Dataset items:

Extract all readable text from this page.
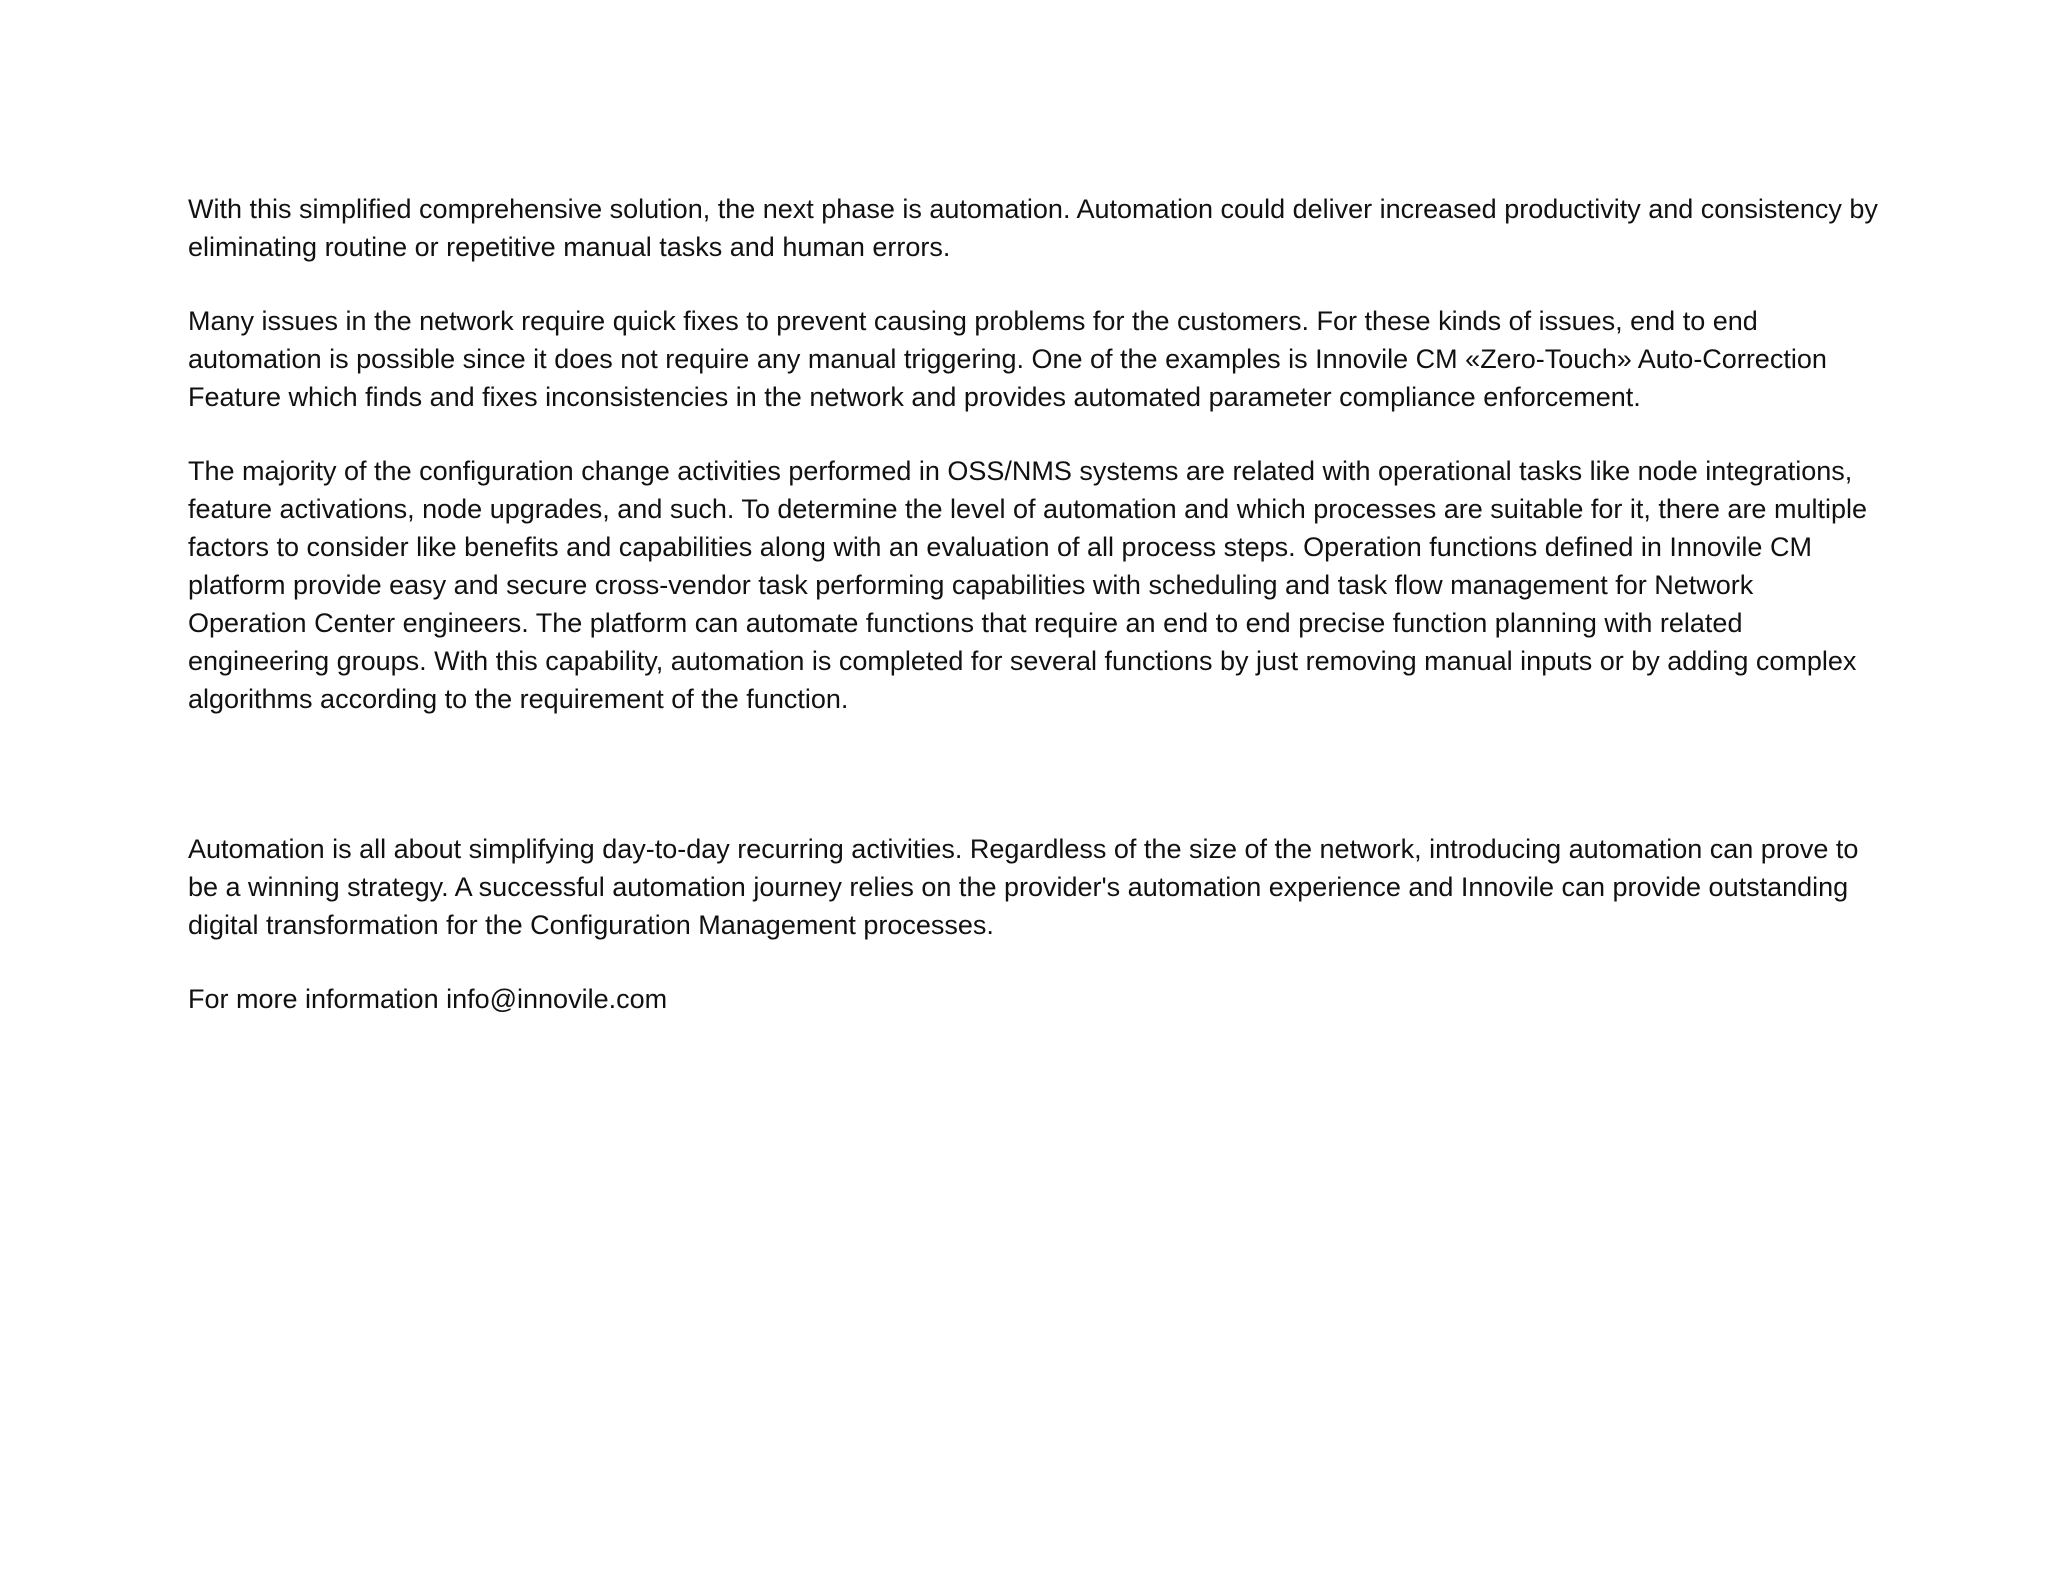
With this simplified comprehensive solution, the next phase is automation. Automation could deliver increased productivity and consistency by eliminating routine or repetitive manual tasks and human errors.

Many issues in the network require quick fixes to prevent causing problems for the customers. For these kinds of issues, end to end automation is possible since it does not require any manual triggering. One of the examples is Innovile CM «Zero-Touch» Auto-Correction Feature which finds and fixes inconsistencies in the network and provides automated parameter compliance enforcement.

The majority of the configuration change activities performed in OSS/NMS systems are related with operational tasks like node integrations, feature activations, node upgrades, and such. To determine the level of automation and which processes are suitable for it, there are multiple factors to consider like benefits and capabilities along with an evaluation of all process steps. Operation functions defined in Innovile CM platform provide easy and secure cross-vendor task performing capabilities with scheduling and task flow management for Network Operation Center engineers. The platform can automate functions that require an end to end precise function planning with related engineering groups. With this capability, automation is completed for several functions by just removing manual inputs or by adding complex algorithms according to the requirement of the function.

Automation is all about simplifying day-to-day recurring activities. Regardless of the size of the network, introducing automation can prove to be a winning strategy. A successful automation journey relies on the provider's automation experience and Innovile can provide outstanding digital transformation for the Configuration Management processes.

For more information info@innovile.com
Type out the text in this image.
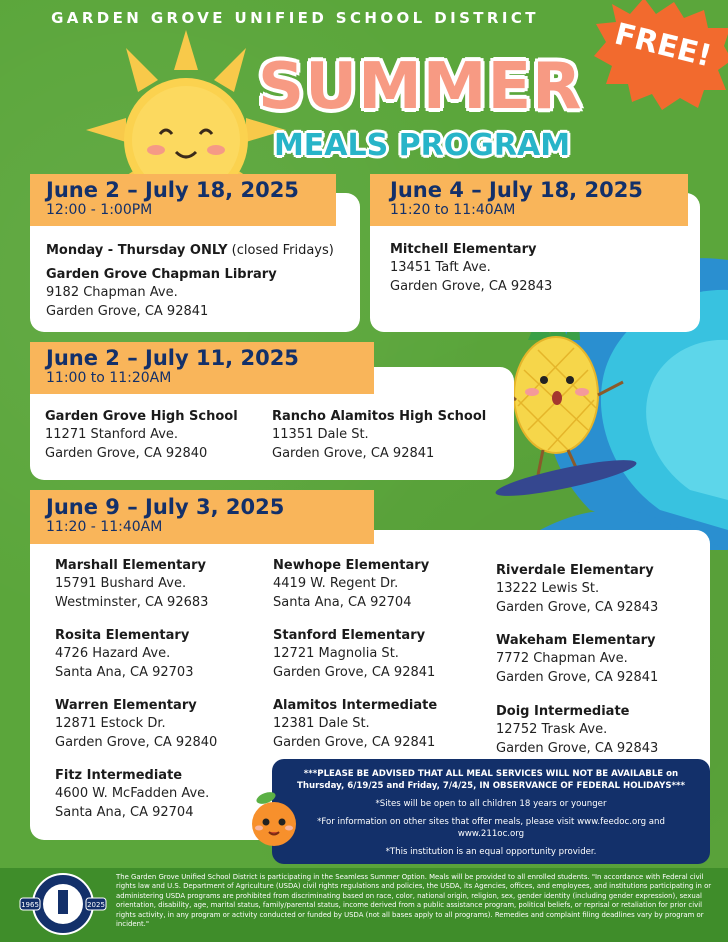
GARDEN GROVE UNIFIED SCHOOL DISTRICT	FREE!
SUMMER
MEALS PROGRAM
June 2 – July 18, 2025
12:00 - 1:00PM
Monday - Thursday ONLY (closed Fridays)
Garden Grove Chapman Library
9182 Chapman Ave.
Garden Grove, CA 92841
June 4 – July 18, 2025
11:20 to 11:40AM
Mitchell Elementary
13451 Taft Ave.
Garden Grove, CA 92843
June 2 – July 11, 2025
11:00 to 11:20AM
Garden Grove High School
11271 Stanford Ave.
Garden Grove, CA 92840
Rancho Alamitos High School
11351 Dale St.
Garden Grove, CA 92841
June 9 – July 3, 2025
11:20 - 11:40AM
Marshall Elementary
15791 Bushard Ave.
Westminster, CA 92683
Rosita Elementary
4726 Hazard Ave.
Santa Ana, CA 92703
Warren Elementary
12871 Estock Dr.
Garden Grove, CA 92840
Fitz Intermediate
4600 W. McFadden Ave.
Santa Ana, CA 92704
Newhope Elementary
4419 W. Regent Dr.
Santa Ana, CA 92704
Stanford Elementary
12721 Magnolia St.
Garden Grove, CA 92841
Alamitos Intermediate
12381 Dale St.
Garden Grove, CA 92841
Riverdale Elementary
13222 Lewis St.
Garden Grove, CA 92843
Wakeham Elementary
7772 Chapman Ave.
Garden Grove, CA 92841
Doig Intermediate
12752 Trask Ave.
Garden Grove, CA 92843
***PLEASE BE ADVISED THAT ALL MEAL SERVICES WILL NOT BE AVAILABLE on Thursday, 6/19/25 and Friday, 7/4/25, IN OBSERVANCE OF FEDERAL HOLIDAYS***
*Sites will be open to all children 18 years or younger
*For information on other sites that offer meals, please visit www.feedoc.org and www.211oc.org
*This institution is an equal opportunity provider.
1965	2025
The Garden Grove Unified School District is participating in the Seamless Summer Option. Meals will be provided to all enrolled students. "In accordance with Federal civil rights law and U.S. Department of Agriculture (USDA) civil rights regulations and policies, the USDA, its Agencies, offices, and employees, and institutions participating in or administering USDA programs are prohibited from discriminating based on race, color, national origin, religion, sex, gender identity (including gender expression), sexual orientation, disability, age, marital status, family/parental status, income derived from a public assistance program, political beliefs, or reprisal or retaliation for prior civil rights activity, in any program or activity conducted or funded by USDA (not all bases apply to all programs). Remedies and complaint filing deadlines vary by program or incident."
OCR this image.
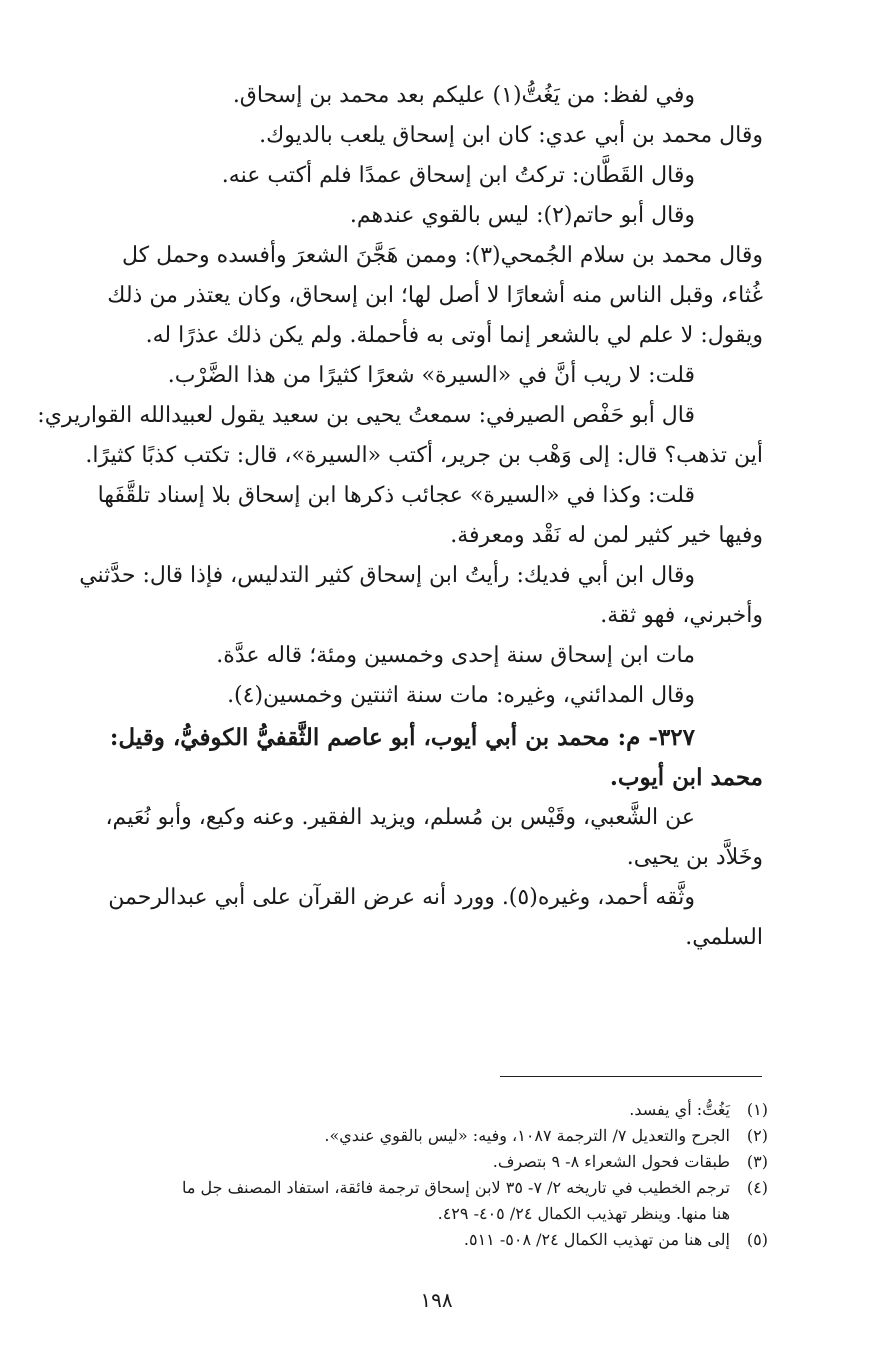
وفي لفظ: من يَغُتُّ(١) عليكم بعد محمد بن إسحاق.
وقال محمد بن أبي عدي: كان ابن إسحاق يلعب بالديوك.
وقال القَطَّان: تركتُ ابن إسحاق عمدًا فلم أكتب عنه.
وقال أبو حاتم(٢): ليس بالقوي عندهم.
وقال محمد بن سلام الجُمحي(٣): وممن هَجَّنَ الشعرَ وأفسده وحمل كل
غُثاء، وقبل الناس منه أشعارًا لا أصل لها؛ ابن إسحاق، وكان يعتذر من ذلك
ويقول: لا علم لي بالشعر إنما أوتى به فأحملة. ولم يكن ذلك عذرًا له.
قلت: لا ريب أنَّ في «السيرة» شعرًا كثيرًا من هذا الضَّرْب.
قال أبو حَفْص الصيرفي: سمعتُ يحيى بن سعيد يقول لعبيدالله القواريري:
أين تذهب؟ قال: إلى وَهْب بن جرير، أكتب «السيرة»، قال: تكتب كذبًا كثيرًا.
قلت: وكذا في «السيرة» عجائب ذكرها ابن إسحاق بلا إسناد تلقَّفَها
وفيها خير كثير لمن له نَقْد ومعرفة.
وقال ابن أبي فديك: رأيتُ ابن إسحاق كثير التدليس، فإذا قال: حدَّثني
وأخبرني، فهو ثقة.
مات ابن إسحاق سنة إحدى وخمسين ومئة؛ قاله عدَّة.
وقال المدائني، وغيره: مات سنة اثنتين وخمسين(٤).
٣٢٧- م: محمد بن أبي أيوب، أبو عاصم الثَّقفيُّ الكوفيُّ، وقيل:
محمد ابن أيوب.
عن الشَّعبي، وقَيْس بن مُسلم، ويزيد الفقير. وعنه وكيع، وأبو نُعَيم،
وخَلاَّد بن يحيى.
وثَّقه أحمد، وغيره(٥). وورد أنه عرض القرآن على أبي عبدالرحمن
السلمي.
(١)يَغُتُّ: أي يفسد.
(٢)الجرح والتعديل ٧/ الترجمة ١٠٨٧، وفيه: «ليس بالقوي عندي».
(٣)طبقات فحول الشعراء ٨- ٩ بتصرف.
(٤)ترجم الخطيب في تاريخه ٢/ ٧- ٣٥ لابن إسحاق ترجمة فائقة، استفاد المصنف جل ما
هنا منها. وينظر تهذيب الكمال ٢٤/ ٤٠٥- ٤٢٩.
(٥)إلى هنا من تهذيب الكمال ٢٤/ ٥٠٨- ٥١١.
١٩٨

• **What is expected**
Show the lines of the records that include the string "تهذيب".

• **Written answer**
هنا منها. وينظر تهذيب الكمال ٢٤/ ٤٠٥- ٤٢٩.
(٥)إلى هنا من تهذيب الكمال ٢٤/ ٥٠٨- ٥١١.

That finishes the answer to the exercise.